Extract the listing below in full, unchanged.

■ Data supplied ■
============

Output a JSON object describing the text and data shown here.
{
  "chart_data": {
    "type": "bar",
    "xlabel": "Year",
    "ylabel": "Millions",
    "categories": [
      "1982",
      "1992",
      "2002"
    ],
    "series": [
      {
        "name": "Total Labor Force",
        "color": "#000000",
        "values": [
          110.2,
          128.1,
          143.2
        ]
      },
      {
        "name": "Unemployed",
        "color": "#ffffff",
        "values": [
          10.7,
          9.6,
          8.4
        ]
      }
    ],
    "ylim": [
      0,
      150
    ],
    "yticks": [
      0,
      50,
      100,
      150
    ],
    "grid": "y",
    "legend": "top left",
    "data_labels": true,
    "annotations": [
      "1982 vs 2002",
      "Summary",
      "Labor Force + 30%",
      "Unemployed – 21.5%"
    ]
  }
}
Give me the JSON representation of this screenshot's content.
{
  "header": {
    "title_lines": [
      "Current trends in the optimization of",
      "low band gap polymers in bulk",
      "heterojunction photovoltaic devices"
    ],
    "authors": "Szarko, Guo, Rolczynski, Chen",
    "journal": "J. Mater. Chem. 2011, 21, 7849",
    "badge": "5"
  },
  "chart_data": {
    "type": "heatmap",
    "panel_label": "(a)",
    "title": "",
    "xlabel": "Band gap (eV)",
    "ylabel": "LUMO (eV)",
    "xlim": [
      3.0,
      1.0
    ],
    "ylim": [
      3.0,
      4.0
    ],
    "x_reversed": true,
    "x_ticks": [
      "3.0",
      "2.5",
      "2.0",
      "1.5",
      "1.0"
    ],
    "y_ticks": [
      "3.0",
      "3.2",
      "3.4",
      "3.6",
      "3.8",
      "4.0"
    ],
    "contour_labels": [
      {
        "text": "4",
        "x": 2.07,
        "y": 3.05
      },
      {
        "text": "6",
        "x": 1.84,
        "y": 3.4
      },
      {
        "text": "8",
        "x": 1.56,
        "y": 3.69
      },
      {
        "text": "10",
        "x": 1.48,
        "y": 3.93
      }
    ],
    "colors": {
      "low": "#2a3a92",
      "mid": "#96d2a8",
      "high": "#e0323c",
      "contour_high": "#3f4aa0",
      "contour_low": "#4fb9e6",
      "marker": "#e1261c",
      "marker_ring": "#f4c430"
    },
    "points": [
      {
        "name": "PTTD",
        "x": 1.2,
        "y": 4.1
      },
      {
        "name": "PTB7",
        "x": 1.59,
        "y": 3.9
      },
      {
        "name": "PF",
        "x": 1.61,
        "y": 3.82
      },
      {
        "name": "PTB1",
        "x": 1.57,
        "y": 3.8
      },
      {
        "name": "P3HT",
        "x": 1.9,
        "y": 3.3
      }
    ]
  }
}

============

■ The solution ■
Output a JSON object describing the text and data shown here.
{
  "chart_data": {
    "type": "bar",
    "xlabel": "Year",
    "ylabel": "Millions",
    "categories": [
      "1982",
      "1992",
      "2002"
    ],
    "series": [
      {
        "name": "Total Labor Force",
        "color": "#000000",
        "values": [
          110.2,
          128.1,
          143.2
        ]
      },
      {
        "name": "Unemployed",
        "color": "#ffffff",
        "values": [
          10.7,
          9.6,
          8.4
        ]
      }
    ],
    "ylim": [
      0,
      150
    ],
    "yticks": [
      0,
      50,
      100,
      150
    ],
    "grid": "y",
    "legend": "top left",
    "data_labels": true,
    "annotations": [
      "1982 vs 2002",
      "Summary",
      "Labor Force + 30%",
      "Unemployed – 21.5%"
    ]
  }
}
Give me the JSON representation of this screenshot's content.
{
  "header": {
    "title_lines": [
      "Current trends in the optimization of",
      "low band gap polymers in bulk",
      "heterojunction photovoltaic devices"
    ],
    "authors": "Szarko, Guo, Rolczynski, Chen",
    "journal": "J. Mater. Chem. 2011, 21, 7849",
    "badge": "5"
  },
  "chart_data": {
    "type": "heatmap",
    "panel_label": "(a)",
    "title": "",
    "xlabel": "Band gap (eV)",
    "ylabel": "LUMO (eV)",
    "xlim": [
      3.0,
      1.0
    ],
    "ylim": [
      3.0,
      4.0
    ],
    "x_reversed": true,
    "x_ticks": [
      "3.0",
      "2.5",
      "2.0",
      "1.5",
      "1.0"
    ],
    "y_ticks": [
      "3.0",
      "3.2",
      "3.4",
      "3.6",
      "3.8",
      "4.0"
    ],
    "contour_labels": [
      {
        "text": "4",
        "x": 2.07,
        "y": 3.05
      },
      {
        "text": "6",
        "x": 1.84,
        "y": 3.4
      },
      {
        "text": "8",
        "x": 1.56,
        "y": 3.69
      },
      {
        "text": "10",
        "x": 1.48,
        "y": 3.93
      }
    ],
    "colors": {
      "low": "#2a3a92",
      "mid": "#96d2a8",
      "high": "#e0323c",
      "contour_high": "#3f4aa0",
      "contour_low": "#4fb9e6",
      "marker": "#e1261c",
      "marker_ring": "#f4c430"
    },
    "points": [
      {
        "name": "PTTD",
        "x": 1.2,
        "y": 4.1
      },
      {
        "name": "PTB7",
        "x": 1.59,
        "y": 3.9
      },
      {
        "name": "PF",
        "x": 1.61,
        "y": 3.82
      },
      {
        "name": "PTB1",
        "x": 1.57,
        "y": 3.8
      },
      {
        "name": "P3HT",
        "x": 1.9,
        "y": 3.3
      }
    ]
  }
}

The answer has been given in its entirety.